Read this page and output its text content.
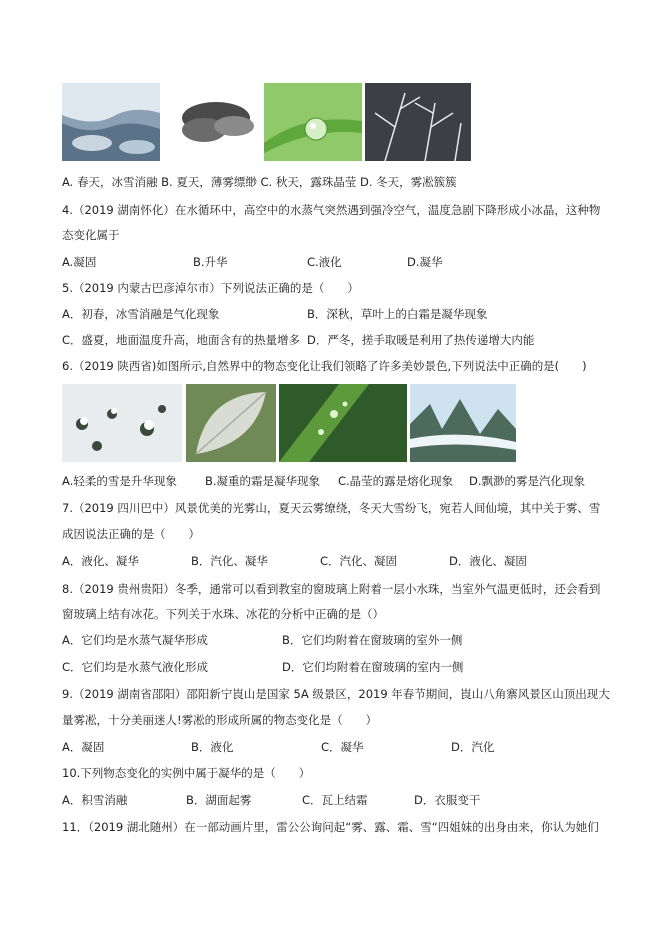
A. 春天，冰雪消融 B. 夏天，薄雾缥缈 C. 秋天，露珠晶莹 D. 冬天，雾凇簇簇
4.（2019 湖南怀化）在水循环中，高空中的水蒸气突然遇到强冷空气，温度急剧下降形成小冰晶，这种物
态变化属于
A.凝固	B.升华	C.液化	D.凝华
5.（2019 内蒙古巴彦淖尔市）下列说法正确的是（　　）
A．初春，冰雪消融是气化现象	B．深秋，草叶上的白霜是凝华现象
C．盛夏，地面温度升高，地面含有的热量增多 D．严冬，搓手取暖是利用了热传递增大内能
6.（2019 陕西省)如图所示,自然界中的物态变化让我们领略了许多美妙景色,下列说法中正确的是(　　)
A.轻柔的雪是升华现象 B.凝重的霜是凝华现象 C.晶莹的露是熔化现象 D.飘渺的雾是汽化现象
7.（2019 四川巴中）风景优美的光雾山，夏天云雾缭绕，冬天大雪纷飞，宛若人间仙境，其中关于雾、雪
成因说法正确的是（　　）
A．液化、凝华	B．汽化、凝华	C．汽化、凝固	D．液化、凝固
8.（2019 贵州贵阳）冬季，通常可以看到教室的窗玻璃上附着一层小水珠，当室外气温更低时，还会看到
窗玻璃上结有冰花。下列关于水珠、冰花的分析中正确的是（）
A．它们均是水蒸气凝华形成	B．它们均附着在窗玻璃的室外一侧
C．它们均是水蒸气液化形成	D．它们均附着在窗玻璃的室内一侧
9.（2019 湖南省邵阳）邵阳新宁崀山是国家 5A 级景区，2019 年春节期间，崀山八角寨风景区山顶出现大
量雾凇，十分美丽迷人!雾凇的形成所属的物态变化是（　　）
A．凝固	B．液化	C．凝华	D．汽化
10.下列物态变化的实例中属于凝华的是（　　）
A．积雪消融	B．湖面起雾	C．瓦上结霜	D．衣服变干
11．（2019 湖北随州）在一部动画片里，雷公公询问起“雾、露、霜、雪“四姐妹的出身由来，你认为她们
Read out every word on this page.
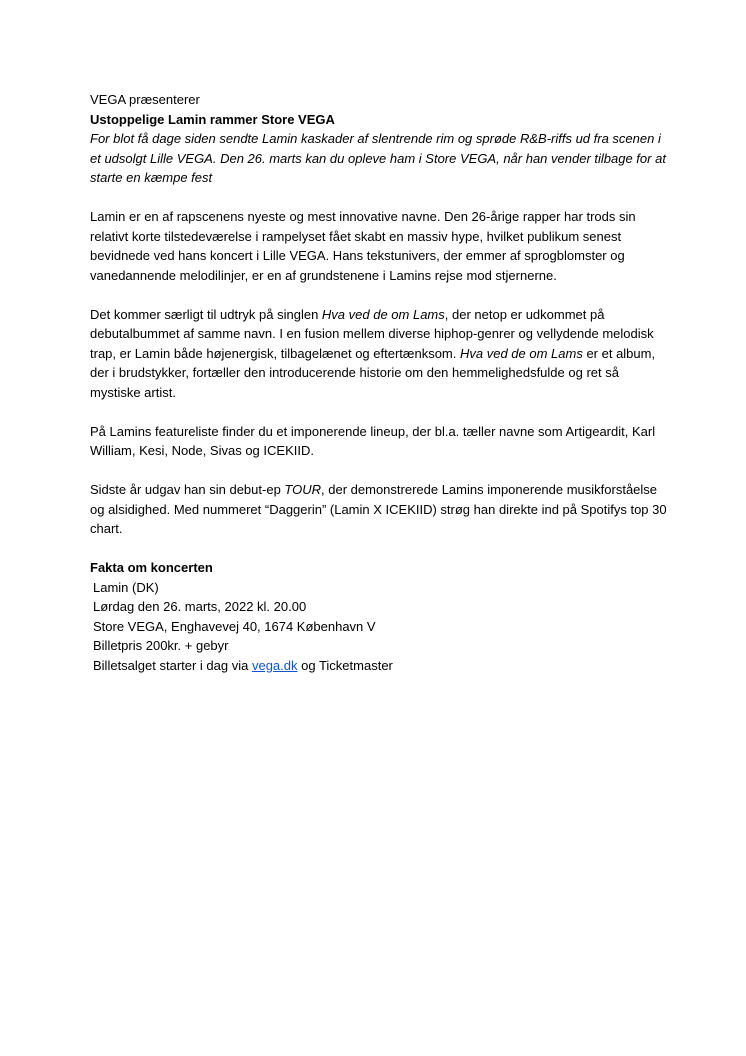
VEGA præsenterer

Ustoppelige Lamin rammer Store VEGA

For blot få dage siden sendte Lamin kaskader af slentrende rim og sprøde R&B-riffs ud fra scenen i et udsolgt Lille VEGA. Den 26. marts kan du opleve ham i Store VEGA, når han vender tilbage for at starte en kæmpe fest

Lamin er en af rapscenens nyeste og mest innovative navne. Den 26-årige rapper har trods sin relativt korte tilstedeværelse i rampelyset fået skabt en massiv hype, hvilket publikum senest bevidnede ved hans koncert i Lille VEGA. Hans tekstunivers, der emmer af sprogblomster og vanedannende melodilinjer, er en af grundstenene i Lamins rejse mod stjernerne.

Det kommer særligt til udtryk på singlen Hva ved de om Lams, der netop er udkommet på debutalbummet af samme navn. I en fusion mellem diverse hiphop-genrer og vellydende melodisk trap, er Lamin både højenergisk, tilbagelænet og eftertænksom. Hva ved de om Lams er et album, der i brudstykker, fortæller den introducerende historie om den hemmelighedsfulde og ret så mystiske artist.

På Lamins featureliste finder du et imponerende lineup, der bl.a. tæller navne som Artigeardit, Karl William, Kesi, Node, Sivas og ICEKIID.

Sidste år udgav han sin debut-ep TOUR, der demonstrerede Lamins imponerende musikforståelse og alsidighed. Med nummeret “Daggerin” (Lamin X ICEKIID) strøg han direkte ind på Spotifys top 30 chart.

Fakta om koncerten

Lamin (DK)

Lørdag den 26. marts, 2022 kl. 20.00

Store VEGA, Enghavevej 40, 1674 København V

Billetpris 200kr. + gebyr

Billetsalget starter i dag via vega.dk og Ticketmaster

- Exercise goal: Go through the records and gather the lines that hold "ICEKIID".

- The solution:
På Lamins featureliste finder du et imponerende lineup, der bl.a. tæller navne som Artigeardit, Karl William, Kesi, Node, Sivas og ICEKIID.
Sidste år udgav han sin debut-ep TOUR, der demonstrerede Lamins imponerende musikforståelse og alsidighed. Med nummeret “Daggerin” (Lamin X ICEKIID) strøg han direkte ind på Spotifys top 30 chart.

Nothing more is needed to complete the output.